-- Text passage --
[Start]

The study also showed that moving into a “green space,” a natural environment, provides immediate as well as long-lasting beneficial effects on health and well-being. Many other studies back this up, but most of us know this by experience.
Travel is movement in multiple dimensions. Getting bounced around may be enough motion to make a baby happy, but when we are older our needs are more complex. We need movement not only for the body, but for the mind and spirit. And there is no more concentrated form of enrichment than travel. Travel works on all of those levels at once.
In my simple-minded way, I believe that travel extends your time. Time has more than one dimension. The week I stay hunched over the computer at the office may be the same length as my week exploring Cuba, but it is not of the same depth.
The days I spent in the office flew by, nearly indistinguishable from one another. I just kept pumping completed work down the out-hole and receiving additional work through the in-chute. In that world, days run together. They start to feel as if they are all the same day, just starting over again in the morning.

[End]

[Image layout annotations]
[Start]

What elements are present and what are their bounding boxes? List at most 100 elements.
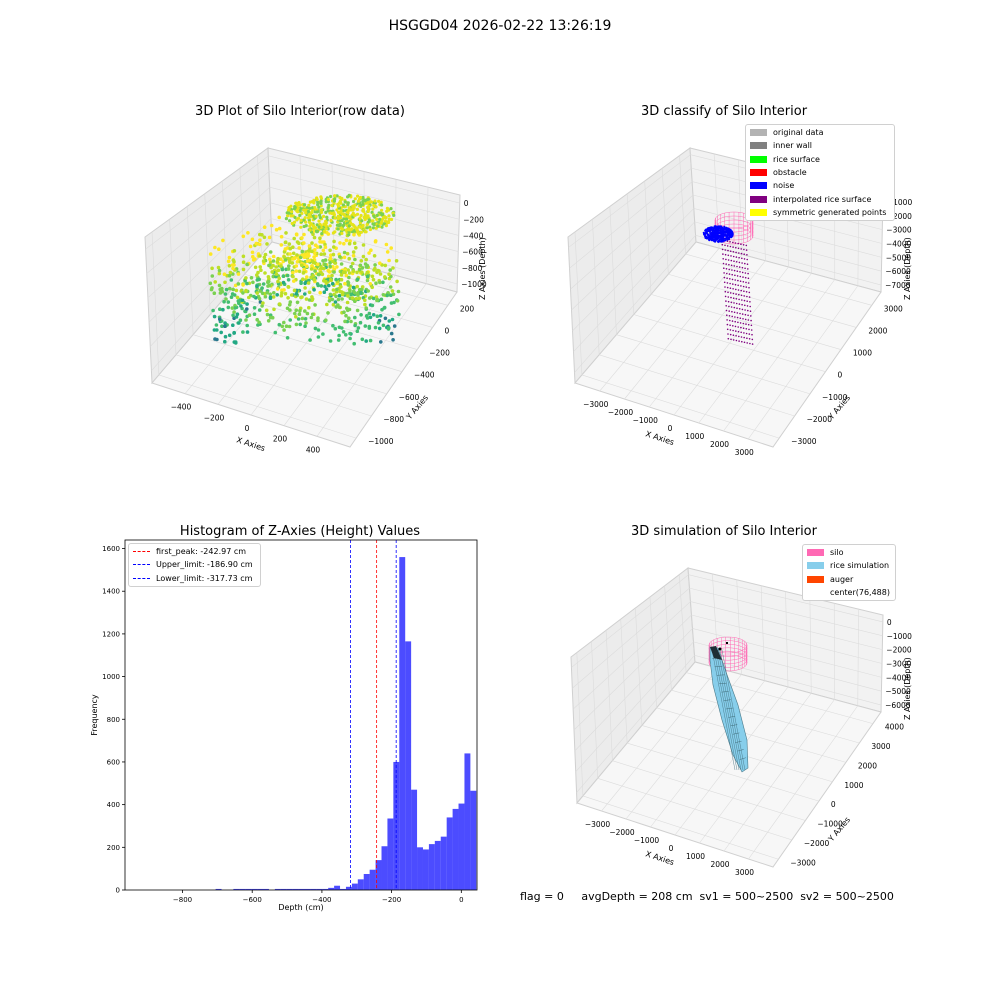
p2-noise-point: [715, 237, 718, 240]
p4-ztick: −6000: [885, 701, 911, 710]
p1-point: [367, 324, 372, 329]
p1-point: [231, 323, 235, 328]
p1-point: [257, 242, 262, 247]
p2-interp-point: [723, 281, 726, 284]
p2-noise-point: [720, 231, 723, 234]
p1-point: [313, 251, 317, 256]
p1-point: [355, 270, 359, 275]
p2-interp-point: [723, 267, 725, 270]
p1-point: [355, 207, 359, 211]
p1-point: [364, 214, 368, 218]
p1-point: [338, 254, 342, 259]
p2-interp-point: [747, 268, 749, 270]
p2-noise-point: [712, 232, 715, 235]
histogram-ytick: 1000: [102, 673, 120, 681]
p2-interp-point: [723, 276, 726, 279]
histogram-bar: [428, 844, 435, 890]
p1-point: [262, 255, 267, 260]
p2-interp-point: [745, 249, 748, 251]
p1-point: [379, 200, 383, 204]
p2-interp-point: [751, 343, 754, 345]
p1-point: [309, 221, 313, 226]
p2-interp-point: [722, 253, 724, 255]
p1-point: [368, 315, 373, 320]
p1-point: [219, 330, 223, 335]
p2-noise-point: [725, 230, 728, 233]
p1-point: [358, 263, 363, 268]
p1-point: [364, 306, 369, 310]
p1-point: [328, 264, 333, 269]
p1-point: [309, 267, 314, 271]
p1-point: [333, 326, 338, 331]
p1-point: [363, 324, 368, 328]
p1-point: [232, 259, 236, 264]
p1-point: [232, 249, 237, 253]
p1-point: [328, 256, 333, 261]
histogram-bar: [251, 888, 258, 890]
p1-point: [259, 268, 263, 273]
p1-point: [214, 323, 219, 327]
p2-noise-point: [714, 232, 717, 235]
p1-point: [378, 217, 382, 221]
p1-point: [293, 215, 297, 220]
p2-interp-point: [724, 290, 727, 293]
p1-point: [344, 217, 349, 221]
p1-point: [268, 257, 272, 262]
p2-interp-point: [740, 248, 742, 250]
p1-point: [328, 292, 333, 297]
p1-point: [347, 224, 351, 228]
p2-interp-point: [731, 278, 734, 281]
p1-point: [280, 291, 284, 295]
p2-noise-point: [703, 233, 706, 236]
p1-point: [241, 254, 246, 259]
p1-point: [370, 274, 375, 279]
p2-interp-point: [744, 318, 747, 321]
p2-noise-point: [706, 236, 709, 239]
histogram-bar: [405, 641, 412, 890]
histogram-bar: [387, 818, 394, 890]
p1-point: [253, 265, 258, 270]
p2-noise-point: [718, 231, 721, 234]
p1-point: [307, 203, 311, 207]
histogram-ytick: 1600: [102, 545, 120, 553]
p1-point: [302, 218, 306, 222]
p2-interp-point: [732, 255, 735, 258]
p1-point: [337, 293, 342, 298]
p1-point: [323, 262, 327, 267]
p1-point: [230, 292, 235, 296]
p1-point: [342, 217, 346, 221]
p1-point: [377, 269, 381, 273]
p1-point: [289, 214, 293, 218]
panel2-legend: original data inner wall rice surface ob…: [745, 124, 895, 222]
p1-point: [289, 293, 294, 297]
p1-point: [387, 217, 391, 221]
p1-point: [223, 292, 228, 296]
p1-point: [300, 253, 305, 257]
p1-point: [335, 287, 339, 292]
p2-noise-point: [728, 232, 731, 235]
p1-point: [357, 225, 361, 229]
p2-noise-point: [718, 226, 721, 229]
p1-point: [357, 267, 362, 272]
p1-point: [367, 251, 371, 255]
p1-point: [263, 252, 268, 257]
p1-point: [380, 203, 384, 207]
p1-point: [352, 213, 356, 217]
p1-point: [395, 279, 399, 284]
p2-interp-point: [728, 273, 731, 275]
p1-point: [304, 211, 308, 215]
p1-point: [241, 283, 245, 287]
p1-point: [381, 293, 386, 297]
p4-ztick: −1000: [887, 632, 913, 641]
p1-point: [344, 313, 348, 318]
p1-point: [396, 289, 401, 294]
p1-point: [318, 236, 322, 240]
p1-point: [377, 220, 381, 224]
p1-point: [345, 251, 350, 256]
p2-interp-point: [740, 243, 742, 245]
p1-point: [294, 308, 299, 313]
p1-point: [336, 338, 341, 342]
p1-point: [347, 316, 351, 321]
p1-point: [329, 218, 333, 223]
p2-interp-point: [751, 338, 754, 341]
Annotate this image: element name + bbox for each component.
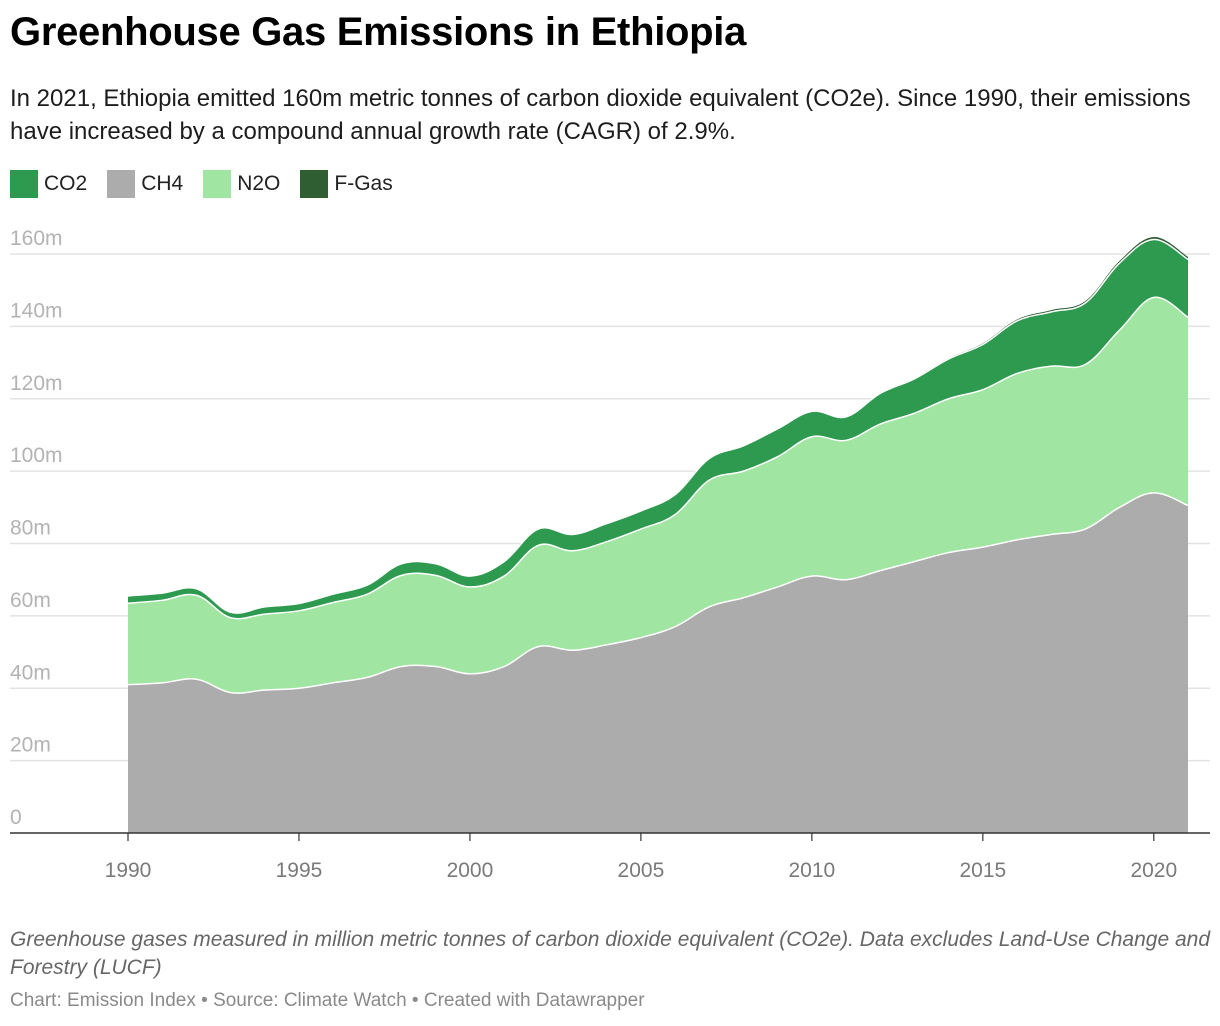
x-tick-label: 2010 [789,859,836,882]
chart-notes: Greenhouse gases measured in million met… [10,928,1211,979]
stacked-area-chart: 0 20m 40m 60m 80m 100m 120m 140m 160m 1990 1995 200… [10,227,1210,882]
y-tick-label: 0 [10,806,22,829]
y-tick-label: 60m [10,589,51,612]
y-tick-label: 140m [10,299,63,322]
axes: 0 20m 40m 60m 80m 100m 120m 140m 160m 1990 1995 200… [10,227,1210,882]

[End]

-- Jobs --
**1.** Decide whether each statement below agrees with the travel passage, answering yes or no and quoting the words that settle it: (a) moving into a green space brings only short-term benefits; (b) the writer believes travel extends your time; (c) the writer's office days were easy to tell apart.
**2.** In the travel passage, what country does the writer name as the place of a week spent exploring?
**3.** Continue the travel passage from its final sentence.

-- Task-by-task outputs --
**1.**
(a) No: "provides immediate as well as long-lasting beneficial effects on health and well-being."
(b) Yes: "I believe that travel extends your time."
(c) No: "nearly indistinguishable from one another."

**2.** Cuba.

**3.**
When I get too deep into the work grind without relief I feel like Sisyphus, pushing my boulder to the top of the mountain only to see it roll back to the bottom again so I can do it again the next day. When I feel like that, I know I am overdue for a trip.
The days touring Cuba stand in my memory as giant cliffs, strong and tall, and never to be forgotten. That is why I have to travel. I know that travel brings me to life when I am fading. It is the same process that took place when I went out for a walk, but magnified. When you travel, it expands your perspective instantly. You recover your clarity. You get a new perspective on where you fit into the world and what is important in life.
Then when you return to the office your powers will be much greater than when you were stale. Travel expands your powers by orders of magnitude.
This is my truth and I’m standing by it!
So for now, I wish you happy travels.